** EXERCISE REQUIREMENTS **
From the entries below, extract every line that contains the string "spline", and copy each one in full.

** PROVIDED INFORMATION **
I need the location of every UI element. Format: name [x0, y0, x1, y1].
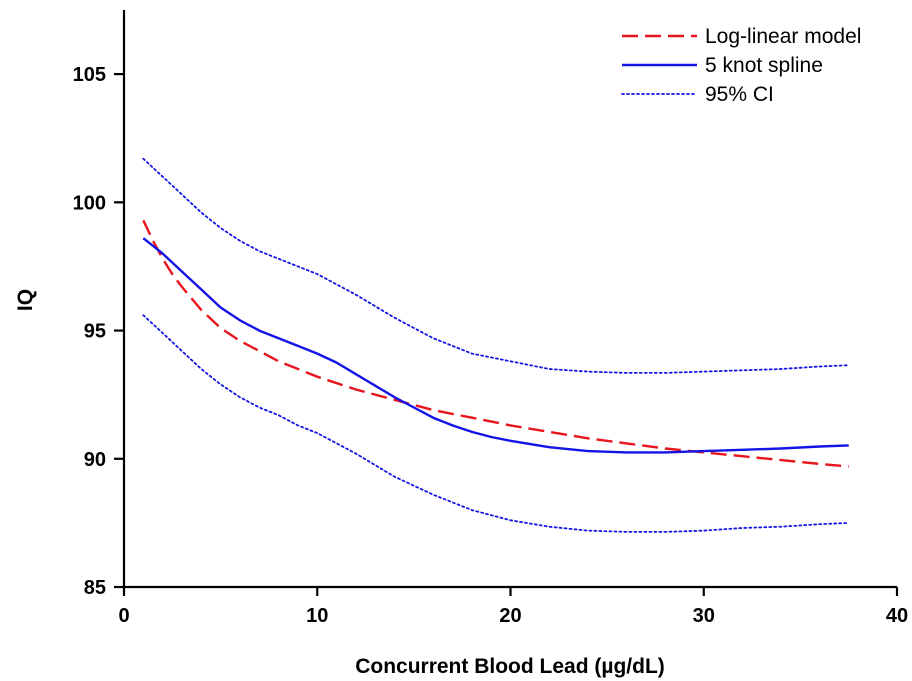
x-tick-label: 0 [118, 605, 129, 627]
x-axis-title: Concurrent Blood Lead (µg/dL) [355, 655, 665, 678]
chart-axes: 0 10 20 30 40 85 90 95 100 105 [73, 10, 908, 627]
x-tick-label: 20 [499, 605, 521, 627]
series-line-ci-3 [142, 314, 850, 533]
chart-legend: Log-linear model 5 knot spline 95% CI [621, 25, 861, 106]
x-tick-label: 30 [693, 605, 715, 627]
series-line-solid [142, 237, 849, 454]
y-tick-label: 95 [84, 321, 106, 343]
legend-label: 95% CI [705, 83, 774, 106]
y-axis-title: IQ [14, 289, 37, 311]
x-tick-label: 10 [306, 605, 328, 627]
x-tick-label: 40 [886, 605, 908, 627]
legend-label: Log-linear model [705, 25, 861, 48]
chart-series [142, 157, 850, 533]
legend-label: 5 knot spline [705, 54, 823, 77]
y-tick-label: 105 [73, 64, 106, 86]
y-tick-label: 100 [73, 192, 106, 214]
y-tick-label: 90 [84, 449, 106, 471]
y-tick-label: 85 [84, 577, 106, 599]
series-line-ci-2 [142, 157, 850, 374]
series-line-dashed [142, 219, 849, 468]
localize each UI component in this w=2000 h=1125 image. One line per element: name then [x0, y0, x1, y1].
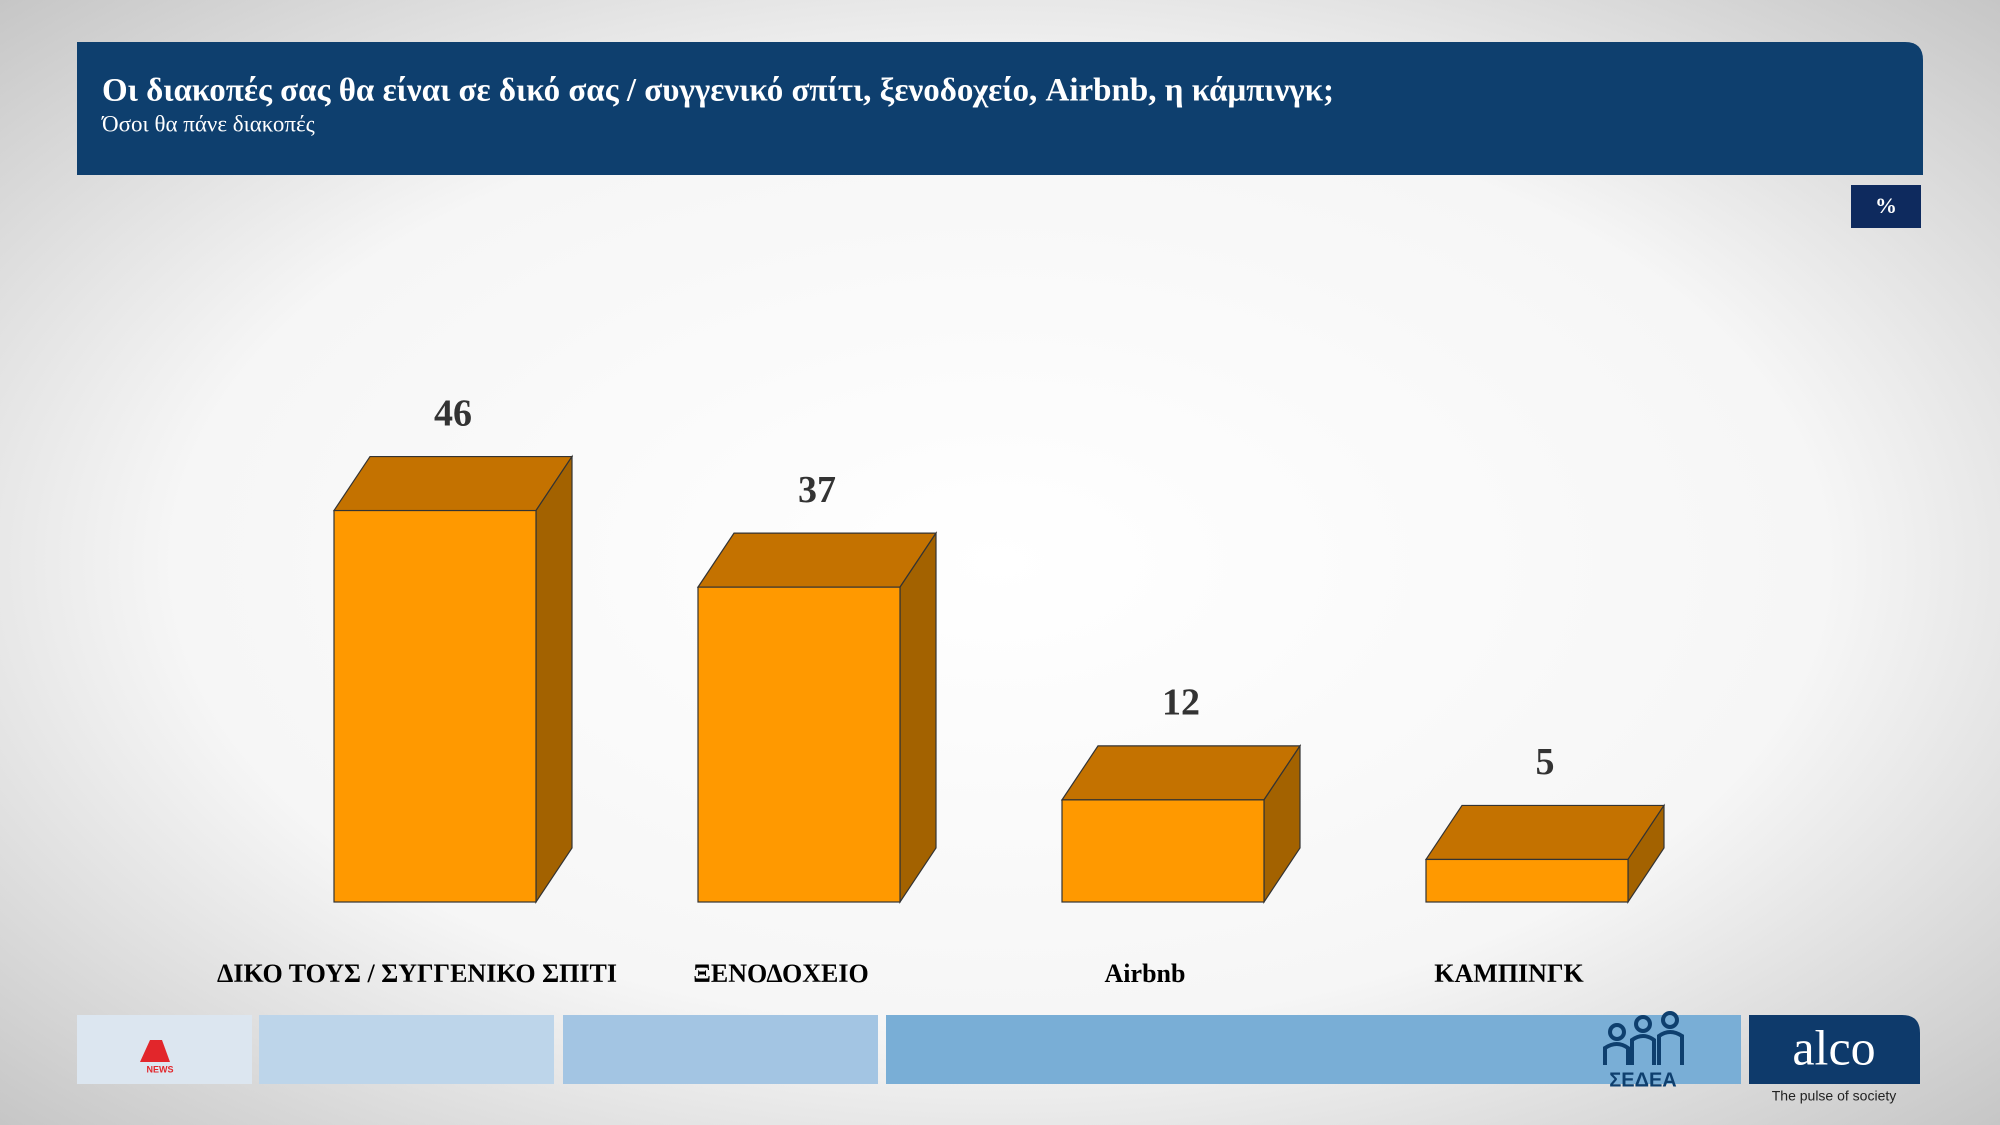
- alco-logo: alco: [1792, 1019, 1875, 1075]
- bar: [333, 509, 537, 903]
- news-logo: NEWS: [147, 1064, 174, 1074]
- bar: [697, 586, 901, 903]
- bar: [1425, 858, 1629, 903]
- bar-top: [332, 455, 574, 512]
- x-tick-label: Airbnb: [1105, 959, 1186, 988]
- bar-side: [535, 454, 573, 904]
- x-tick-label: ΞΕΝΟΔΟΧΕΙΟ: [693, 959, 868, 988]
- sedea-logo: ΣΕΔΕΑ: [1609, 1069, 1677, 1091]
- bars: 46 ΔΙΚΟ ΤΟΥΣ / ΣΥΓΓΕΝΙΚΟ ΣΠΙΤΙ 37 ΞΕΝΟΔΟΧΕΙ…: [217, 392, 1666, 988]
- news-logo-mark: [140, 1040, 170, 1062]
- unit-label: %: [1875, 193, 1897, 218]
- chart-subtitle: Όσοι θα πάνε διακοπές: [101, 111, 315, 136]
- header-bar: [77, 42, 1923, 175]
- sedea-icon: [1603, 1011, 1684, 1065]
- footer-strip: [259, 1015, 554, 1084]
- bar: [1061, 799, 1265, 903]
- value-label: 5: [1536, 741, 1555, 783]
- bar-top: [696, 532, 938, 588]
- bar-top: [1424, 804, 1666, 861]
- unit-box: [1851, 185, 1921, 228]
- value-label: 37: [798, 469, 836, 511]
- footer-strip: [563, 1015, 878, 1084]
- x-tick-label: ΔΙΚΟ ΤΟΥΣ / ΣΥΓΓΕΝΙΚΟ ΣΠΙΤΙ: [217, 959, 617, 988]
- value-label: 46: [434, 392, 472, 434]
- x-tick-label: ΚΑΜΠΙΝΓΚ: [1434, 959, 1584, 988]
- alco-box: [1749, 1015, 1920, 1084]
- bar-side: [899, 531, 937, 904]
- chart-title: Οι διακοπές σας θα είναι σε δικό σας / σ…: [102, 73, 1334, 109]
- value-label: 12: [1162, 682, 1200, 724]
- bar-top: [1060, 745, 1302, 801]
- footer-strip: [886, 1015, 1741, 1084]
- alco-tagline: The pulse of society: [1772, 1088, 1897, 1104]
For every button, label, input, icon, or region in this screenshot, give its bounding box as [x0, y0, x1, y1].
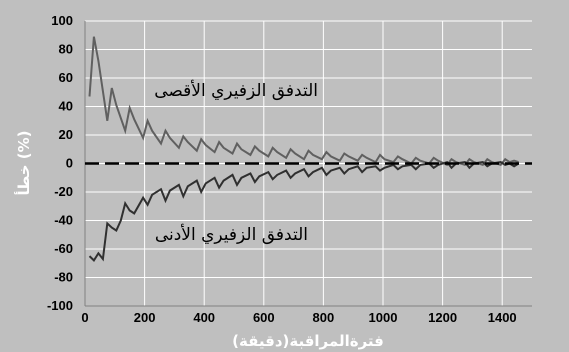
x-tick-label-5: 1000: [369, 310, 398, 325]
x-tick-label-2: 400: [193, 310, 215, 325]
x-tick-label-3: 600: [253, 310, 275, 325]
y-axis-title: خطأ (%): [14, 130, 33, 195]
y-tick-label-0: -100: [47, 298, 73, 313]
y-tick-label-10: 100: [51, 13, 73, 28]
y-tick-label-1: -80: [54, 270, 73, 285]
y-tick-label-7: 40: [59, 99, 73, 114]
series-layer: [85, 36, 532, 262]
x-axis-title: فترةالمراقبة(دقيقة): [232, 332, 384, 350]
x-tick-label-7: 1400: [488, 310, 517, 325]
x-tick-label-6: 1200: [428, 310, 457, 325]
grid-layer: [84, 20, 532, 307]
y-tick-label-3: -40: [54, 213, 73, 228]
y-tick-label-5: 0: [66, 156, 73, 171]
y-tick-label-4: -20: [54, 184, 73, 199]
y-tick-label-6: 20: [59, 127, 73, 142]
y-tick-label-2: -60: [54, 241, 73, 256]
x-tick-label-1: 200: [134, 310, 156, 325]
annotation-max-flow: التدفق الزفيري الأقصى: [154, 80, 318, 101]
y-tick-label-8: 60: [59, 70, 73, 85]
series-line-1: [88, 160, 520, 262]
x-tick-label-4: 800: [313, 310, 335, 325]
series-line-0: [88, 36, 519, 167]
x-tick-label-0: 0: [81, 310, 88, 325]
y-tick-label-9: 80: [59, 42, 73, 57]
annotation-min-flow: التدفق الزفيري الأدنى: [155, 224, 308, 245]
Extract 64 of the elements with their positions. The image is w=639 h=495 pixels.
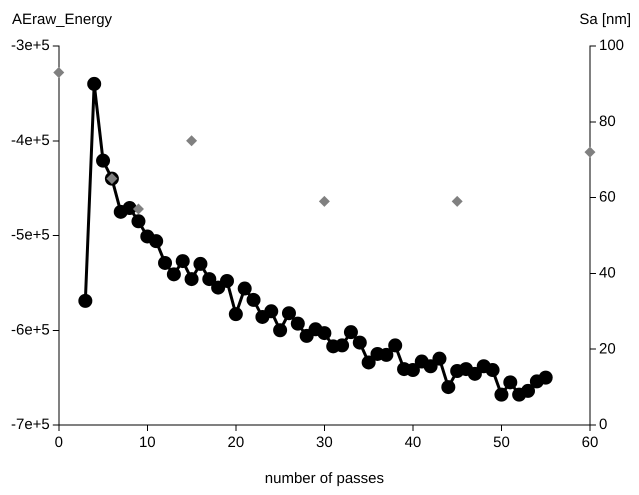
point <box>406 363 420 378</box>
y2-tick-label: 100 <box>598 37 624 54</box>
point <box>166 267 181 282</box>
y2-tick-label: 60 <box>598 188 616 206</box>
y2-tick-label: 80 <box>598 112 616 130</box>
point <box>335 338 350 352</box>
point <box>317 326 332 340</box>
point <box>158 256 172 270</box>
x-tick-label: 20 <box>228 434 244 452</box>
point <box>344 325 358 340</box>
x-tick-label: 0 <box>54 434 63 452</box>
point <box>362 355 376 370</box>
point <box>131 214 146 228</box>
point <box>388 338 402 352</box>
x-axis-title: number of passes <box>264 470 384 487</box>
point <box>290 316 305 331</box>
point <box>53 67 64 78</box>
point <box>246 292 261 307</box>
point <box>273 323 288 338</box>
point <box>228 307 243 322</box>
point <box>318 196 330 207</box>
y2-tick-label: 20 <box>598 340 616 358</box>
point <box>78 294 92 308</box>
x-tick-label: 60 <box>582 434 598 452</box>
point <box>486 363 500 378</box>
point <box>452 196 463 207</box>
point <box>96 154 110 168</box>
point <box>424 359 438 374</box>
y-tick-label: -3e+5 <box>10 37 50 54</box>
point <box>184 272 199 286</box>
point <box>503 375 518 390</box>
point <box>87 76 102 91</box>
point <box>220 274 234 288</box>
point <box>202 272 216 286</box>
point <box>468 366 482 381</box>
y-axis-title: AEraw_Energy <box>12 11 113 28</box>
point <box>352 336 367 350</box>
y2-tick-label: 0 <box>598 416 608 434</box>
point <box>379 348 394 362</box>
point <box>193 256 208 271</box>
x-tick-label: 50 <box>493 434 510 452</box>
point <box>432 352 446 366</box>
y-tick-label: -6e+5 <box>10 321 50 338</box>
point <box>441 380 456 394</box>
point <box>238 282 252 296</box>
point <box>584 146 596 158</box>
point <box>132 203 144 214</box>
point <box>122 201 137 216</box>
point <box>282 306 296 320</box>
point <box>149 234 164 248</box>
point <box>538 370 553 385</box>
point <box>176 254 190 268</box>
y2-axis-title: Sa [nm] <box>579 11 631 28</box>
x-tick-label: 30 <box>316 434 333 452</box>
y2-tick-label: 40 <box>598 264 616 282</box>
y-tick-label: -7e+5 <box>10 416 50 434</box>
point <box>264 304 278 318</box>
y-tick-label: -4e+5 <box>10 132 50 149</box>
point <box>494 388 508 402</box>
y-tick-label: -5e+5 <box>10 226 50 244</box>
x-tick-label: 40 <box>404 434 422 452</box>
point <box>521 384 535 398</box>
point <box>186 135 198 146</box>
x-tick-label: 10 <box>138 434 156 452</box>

** IN RESPONSE **
chart-legend: Log-linear model 5 knot spline 95% CI [621, 25, 861, 106]
legend-label: 5 knot spline [705, 54, 823, 77]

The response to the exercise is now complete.